### [Exercise goal]
Reproduce all of the data exactly.

### [Data shown]
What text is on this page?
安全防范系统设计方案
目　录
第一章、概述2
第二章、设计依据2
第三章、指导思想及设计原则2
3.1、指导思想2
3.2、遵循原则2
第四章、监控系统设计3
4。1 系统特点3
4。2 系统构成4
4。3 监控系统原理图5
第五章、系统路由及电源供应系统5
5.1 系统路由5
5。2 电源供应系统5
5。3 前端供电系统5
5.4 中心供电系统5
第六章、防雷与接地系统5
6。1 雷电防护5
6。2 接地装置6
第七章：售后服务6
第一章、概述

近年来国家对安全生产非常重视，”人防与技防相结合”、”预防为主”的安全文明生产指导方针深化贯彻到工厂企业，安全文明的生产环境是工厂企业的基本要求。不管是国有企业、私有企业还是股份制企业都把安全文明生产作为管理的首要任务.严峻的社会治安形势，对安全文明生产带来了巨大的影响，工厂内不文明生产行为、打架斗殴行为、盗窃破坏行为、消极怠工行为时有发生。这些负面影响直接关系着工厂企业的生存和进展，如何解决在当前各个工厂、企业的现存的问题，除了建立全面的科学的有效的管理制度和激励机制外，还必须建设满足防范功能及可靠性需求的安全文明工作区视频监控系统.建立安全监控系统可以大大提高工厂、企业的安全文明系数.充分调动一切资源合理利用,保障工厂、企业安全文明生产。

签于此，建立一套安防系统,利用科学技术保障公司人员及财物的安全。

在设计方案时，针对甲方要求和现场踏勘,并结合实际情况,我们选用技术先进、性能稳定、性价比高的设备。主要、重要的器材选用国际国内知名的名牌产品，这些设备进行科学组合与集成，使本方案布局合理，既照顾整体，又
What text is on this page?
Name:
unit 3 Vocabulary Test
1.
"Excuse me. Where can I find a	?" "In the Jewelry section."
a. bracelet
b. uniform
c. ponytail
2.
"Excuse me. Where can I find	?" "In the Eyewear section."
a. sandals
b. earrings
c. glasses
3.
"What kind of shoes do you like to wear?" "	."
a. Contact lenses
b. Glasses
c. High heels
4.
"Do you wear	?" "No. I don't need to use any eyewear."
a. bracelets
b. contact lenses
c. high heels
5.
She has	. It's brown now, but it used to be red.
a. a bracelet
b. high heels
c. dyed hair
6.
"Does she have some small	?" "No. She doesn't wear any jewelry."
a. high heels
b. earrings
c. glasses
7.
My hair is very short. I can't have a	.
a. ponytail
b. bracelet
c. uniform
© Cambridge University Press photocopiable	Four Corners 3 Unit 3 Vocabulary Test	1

### [Exercise solution]
What text is on this page?
安全防范系统设计方案
目　录
第一章、概述2
第二章、设计依据2
第三章、指导思想及设计原则2
3.1、指导思想2
3.2、遵循原则2
第四章、监控系统设计3
4。1 系统特点3
4。2 系统构成4
4。3 监控系统原理图5
第五章、系统路由及电源供应系统5
5.1 系统路由5
5。2 电源供应系统5
5。3 前端供电系统5
5.4 中心供电系统5
第六章、防雷与接地系统5
6。1 雷电防护5
6。2 接地装置6
第七章：售后服务6
第一章、概述

近年来国家对安全生产非常重视，”人防与技防相结合”、”预防为主”的安全文明生产指导方针深化贯彻到工厂企业，安全文明的生产环境是工厂企业的基本要求。不管是国有企业、私有企业还是股份制企业都把安全文明生产作为管理的首要任务.严峻的社会治安形势，对安全文明生产带来了巨大的影响，工厂内不文明生产行为、打架斗殴行为、盗窃破坏行为、消极怠工行为时有发生。这些负面影响直接关系着工厂企业的生存和进展，如何解决在当前各个工厂、企业的现存的问题，除了建立全面的科学的有效的管理制度和激励机制外，还必须建设满足防范功能及可靠性需求的安全文明工作区视频监控系统.建立安全监控系统可以大大提高工厂、企业的安全文明系数.充分调动一切资源合理利用,保障工厂、企业安全文明生产。

签于此，建立一套安防系统,利用科学技术保障公司人员及财物的安全。

在设计方案时，针对甲方要求和现场踏勘,并结合实际情况,我们选用技术先进、性能稳定、性价比高的设备。主要、重要的器材选用国际国内知名的名牌产品，这些设备进行科学组合与集成，使本方案布局合理，既照顾整体，又
What text is on this page?
Name:
unit 3 Vocabulary Test
1.
"Excuse me. Where can I find a	?" "In the Jewelry section."
a. bracelet
b. uniform
c. ponytail
2.
"Excuse me. Where can I find	?" "In the Eyewear section."
a. sandals
b. earrings
c. glasses
3.
"What kind of shoes do you like to wear?" "	."
a. Contact lenses
b. Glasses
c. High heels
4.
"Do you wear	?" "No. I don't need to use any eyewear."
a. bracelets
b. contact lenses
c. high heels
5.
She has	. It's brown now, but it used to be red.
a. a bracelet
b. high heels
c. dyed hair
6.
"Does she have some small	?" "No. She doesn't wear any jewelry."
a. high heels
b. earrings
c. glasses
7.
My hair is very short. I can't have a	.
a. ponytail
b. bracelet
c. uniform
© Cambridge University Press photocopiable	Four Corners 3 Unit 3 Vocabulary Test	1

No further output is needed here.